### WHAT THIS TASK INVOLVES
Extract all lines from the data beneath that include the word "RUGI".

### SUPPLIED DATA
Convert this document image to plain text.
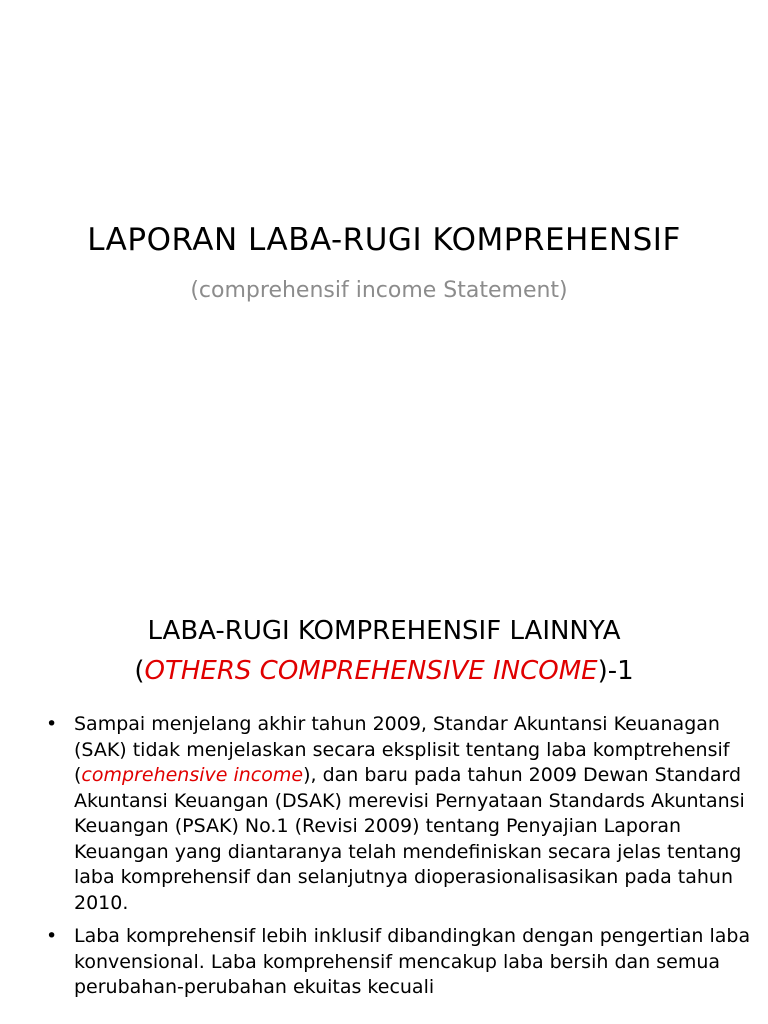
LAPORAN LABA-RUGI KOMPREHENSIF
(comprehensif income Statement)
LABA-RUGI KOMPREHENSIF LAINNYA
(OTHERS COMPREHENSIVE INCOME)-1
• Sampai menjelang akhir tahun 2009, Standar Akuntansi Keuanagan (SAK) tidak menjelaskan secara eksplisit tentang laba komptrehensif (comprehensive income), dan baru pada tahun 2009 Dewan Standard Akuntansi Keuangan (DSAK) merevisi Pernyataan Standards Akuntansi Keuangan (PSAK) No.1 (Revisi 2009) tentang Penyajian Laporan Keuangan yang diantaranya telah mendefiniskan secara jelas tentang laba komprehensif dan selanjutnya dioperasionalisasikan pada tahun 2010.
• Laba komprehensif lebih inklusif dibandingkan dengan pengertian laba konvensional. Laba komprehensif mencakup laba bersih dan semua perubahan-perubahan ekuitas kecuali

### ANSWER BELOW
LAPORAN LABA-RUGI KOMPREHENSIF
LABA-RUGI KOMPREHENSIF LAINNYA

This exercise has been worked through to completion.